(Items from a dataset)
■ ■ ■

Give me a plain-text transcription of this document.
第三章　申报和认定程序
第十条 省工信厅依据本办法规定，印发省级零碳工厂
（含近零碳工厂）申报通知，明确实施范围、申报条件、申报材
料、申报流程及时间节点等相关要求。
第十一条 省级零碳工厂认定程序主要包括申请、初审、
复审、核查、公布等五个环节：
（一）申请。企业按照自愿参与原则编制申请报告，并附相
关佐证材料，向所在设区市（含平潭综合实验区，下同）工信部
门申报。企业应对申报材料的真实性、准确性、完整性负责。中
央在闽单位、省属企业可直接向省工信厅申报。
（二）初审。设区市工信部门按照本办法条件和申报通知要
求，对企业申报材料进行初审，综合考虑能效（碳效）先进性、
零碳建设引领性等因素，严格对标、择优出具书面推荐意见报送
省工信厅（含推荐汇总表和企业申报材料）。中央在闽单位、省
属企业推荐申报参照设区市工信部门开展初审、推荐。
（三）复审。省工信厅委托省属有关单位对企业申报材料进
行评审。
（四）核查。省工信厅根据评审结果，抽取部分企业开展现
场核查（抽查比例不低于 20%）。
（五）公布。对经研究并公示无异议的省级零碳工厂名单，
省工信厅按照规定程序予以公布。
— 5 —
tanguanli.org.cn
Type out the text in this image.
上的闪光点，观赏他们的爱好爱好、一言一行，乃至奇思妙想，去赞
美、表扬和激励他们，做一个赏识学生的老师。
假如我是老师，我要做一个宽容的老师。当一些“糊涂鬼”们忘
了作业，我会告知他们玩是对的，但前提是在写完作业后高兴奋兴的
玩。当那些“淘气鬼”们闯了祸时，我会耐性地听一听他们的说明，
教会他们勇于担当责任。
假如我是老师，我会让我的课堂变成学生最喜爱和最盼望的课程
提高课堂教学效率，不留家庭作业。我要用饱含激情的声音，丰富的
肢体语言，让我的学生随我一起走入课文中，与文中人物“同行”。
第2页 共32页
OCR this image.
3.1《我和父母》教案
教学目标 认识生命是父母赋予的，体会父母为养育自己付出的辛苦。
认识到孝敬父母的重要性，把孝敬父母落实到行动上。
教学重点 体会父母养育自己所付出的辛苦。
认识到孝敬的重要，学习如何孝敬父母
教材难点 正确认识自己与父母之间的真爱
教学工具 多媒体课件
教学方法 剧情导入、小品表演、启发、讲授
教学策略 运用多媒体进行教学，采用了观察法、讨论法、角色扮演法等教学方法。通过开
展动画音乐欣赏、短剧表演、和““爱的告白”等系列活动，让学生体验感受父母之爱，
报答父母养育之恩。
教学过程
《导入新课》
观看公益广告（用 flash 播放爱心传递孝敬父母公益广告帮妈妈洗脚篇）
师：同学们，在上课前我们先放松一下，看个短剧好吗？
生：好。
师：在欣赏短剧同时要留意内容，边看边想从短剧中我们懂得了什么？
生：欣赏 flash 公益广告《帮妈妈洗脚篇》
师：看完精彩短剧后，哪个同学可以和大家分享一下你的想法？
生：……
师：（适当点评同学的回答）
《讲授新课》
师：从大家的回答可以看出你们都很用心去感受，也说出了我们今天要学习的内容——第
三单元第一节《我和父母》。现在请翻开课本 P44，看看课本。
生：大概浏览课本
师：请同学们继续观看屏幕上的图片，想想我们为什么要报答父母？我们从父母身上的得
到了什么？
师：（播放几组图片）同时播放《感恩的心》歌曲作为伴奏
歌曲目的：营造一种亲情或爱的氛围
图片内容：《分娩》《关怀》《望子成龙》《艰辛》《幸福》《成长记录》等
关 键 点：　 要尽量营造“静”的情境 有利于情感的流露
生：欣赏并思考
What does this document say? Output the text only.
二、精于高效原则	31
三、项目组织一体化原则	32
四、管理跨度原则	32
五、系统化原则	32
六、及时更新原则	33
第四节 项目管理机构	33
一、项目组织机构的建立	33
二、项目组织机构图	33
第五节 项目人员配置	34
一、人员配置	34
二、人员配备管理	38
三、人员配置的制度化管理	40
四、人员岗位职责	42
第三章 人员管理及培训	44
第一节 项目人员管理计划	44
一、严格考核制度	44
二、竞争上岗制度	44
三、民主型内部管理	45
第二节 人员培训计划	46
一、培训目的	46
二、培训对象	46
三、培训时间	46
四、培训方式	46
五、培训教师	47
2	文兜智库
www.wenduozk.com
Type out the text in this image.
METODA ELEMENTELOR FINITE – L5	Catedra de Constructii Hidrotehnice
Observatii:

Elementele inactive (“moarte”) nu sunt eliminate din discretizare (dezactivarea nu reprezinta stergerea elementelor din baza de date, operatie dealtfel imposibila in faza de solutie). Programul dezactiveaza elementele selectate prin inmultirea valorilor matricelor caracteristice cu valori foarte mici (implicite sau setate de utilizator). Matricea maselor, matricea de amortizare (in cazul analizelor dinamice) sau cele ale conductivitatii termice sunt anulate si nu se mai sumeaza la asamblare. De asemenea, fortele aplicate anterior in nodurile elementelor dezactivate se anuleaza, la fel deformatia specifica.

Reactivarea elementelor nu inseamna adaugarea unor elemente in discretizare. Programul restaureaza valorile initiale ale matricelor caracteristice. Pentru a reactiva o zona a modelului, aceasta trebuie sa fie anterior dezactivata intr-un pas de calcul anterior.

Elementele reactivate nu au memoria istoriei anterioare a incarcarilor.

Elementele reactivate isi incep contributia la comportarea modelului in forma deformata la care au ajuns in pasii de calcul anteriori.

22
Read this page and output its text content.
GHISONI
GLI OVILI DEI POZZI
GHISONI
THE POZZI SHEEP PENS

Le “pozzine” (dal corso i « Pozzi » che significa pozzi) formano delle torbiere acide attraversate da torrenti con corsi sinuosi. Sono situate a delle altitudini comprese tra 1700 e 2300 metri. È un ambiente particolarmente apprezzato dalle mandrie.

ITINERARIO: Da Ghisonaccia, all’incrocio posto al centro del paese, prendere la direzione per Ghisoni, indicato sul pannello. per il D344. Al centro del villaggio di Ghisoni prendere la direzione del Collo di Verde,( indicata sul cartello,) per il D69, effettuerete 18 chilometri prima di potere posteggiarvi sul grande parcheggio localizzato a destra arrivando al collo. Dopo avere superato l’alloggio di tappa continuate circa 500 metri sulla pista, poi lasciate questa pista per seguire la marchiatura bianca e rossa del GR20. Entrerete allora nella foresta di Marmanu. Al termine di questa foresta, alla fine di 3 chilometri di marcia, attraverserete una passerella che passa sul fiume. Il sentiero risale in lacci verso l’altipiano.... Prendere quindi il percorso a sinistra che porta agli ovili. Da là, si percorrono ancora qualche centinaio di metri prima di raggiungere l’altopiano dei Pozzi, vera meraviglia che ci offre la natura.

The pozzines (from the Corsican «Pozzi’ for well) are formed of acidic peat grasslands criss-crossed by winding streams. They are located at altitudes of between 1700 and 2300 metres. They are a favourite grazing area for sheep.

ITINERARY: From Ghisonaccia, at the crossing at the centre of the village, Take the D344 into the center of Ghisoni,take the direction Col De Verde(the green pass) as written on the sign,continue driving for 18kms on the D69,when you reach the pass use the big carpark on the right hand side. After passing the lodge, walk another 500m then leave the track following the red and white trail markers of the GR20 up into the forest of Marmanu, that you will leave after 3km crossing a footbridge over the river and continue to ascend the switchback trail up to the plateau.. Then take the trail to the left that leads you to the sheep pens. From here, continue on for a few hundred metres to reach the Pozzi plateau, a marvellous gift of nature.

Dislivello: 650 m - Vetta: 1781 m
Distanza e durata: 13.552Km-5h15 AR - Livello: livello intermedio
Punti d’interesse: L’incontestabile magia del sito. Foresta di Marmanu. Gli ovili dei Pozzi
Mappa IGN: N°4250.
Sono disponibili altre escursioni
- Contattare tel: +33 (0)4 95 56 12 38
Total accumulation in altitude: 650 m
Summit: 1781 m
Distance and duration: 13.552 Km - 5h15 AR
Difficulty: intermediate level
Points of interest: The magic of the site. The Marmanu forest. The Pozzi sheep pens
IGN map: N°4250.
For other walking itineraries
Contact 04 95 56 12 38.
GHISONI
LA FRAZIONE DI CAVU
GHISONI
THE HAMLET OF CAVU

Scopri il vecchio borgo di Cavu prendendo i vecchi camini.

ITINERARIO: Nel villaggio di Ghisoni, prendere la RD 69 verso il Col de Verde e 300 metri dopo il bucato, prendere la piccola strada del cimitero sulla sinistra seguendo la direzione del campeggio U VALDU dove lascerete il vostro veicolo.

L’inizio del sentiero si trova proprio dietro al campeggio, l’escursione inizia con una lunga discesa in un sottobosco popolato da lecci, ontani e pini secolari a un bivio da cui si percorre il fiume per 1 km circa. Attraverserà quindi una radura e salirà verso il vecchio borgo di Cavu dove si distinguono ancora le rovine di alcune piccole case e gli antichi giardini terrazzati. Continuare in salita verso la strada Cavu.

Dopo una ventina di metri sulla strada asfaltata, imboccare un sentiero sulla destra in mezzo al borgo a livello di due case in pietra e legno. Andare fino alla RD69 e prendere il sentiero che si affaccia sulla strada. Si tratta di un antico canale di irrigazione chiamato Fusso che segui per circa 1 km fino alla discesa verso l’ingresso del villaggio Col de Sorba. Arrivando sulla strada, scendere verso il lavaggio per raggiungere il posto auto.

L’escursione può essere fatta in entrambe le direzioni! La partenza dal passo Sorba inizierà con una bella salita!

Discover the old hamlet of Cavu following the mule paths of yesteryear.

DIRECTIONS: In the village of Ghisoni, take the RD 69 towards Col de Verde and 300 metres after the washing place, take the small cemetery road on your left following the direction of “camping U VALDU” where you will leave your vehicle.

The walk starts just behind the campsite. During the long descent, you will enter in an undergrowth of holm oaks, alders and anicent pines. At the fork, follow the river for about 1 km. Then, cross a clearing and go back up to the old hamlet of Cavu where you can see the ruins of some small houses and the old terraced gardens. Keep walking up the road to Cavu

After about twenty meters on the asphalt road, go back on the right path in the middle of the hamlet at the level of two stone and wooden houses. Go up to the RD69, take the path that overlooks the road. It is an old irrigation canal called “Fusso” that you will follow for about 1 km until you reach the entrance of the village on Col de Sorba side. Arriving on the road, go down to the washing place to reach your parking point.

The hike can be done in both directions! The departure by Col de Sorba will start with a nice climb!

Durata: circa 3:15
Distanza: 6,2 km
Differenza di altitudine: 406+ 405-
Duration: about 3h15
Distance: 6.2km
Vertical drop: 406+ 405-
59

■ ■ ■

- DIRECTIVE -
Your task is to pick out every line with the string "text" and copy it.

- ANSWER TO THIS EXERCISE -
Give me a plain-text transcription of this document.
Type out the text in this image.
What does this document say? Output the text only.
Type out the text in this image.
Read this page and output its text content.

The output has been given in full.